- _STATED TASK_
Determine how many lines in these records hold "text". Only the number is wanted.

:: DATASET ENTRIES ::

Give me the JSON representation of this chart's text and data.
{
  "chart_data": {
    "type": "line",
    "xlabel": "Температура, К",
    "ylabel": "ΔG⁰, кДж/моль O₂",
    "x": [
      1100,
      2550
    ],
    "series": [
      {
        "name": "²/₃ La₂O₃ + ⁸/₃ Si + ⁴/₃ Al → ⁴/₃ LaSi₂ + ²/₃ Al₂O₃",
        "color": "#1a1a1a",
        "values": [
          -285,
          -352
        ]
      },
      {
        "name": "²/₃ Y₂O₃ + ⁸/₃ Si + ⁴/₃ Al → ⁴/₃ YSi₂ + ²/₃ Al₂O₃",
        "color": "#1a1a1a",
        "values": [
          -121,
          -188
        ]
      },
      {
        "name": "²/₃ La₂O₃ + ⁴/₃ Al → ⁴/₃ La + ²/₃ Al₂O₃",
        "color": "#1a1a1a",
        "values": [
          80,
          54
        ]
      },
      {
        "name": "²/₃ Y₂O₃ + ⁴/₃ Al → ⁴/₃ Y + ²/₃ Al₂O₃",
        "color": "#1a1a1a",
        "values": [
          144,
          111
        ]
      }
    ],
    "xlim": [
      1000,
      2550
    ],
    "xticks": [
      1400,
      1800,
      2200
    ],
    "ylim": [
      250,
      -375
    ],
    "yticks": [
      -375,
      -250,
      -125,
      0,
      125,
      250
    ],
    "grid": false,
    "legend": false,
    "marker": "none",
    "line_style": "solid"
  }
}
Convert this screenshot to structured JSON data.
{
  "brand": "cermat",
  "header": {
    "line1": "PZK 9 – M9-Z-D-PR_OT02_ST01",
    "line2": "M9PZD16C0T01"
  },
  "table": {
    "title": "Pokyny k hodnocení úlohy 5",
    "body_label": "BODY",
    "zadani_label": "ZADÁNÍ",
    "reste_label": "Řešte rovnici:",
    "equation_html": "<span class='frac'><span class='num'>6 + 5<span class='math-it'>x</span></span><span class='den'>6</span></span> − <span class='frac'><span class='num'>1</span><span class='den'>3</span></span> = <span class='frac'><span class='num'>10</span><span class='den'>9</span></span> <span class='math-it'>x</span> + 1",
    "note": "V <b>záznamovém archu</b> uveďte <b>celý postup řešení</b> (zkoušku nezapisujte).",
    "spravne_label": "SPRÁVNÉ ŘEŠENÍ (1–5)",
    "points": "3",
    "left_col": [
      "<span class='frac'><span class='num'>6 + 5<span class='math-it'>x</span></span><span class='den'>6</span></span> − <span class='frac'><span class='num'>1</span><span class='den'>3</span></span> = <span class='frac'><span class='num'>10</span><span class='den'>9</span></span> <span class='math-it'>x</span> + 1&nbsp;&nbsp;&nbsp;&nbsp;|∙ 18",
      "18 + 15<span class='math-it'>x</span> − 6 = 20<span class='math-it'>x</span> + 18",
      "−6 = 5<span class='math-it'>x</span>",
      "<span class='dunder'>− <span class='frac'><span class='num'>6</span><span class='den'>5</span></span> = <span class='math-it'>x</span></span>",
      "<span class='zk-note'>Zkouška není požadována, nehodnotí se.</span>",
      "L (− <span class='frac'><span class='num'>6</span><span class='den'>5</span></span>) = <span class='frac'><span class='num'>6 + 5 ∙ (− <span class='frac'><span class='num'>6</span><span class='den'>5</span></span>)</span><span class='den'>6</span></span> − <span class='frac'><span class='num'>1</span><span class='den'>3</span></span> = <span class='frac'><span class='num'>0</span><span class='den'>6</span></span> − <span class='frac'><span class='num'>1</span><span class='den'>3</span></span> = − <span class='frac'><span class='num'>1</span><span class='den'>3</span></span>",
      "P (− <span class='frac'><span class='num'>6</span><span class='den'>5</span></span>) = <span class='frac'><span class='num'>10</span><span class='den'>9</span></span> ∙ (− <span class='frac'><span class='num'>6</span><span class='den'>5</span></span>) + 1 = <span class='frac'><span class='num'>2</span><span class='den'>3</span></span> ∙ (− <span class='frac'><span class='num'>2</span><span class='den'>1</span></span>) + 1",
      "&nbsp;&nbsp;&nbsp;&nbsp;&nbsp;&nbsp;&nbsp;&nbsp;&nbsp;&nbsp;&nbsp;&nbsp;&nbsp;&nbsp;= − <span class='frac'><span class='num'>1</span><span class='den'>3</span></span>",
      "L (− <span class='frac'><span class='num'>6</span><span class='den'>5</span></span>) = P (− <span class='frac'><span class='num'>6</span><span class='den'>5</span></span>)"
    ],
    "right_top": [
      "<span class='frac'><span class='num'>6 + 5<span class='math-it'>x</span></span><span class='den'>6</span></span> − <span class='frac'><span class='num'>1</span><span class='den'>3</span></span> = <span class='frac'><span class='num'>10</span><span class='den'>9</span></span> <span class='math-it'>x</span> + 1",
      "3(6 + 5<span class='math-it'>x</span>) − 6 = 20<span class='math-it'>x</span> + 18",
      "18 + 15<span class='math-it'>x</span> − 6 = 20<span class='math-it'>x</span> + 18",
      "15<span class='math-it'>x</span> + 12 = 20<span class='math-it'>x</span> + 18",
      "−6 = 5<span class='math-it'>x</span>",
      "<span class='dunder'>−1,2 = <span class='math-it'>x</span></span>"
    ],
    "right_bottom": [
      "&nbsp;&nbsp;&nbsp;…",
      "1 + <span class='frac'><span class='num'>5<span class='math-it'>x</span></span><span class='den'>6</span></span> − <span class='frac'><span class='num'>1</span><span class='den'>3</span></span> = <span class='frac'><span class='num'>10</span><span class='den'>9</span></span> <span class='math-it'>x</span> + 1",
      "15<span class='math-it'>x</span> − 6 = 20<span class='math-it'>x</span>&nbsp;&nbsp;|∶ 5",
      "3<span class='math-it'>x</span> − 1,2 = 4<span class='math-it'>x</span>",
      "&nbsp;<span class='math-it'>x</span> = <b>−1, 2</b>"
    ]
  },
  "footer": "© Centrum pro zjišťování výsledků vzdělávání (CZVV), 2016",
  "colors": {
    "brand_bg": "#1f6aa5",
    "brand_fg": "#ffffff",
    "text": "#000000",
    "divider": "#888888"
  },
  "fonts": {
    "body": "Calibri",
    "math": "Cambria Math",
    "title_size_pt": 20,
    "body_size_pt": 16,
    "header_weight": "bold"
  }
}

:::

- _REPLY TO THE TASK_
2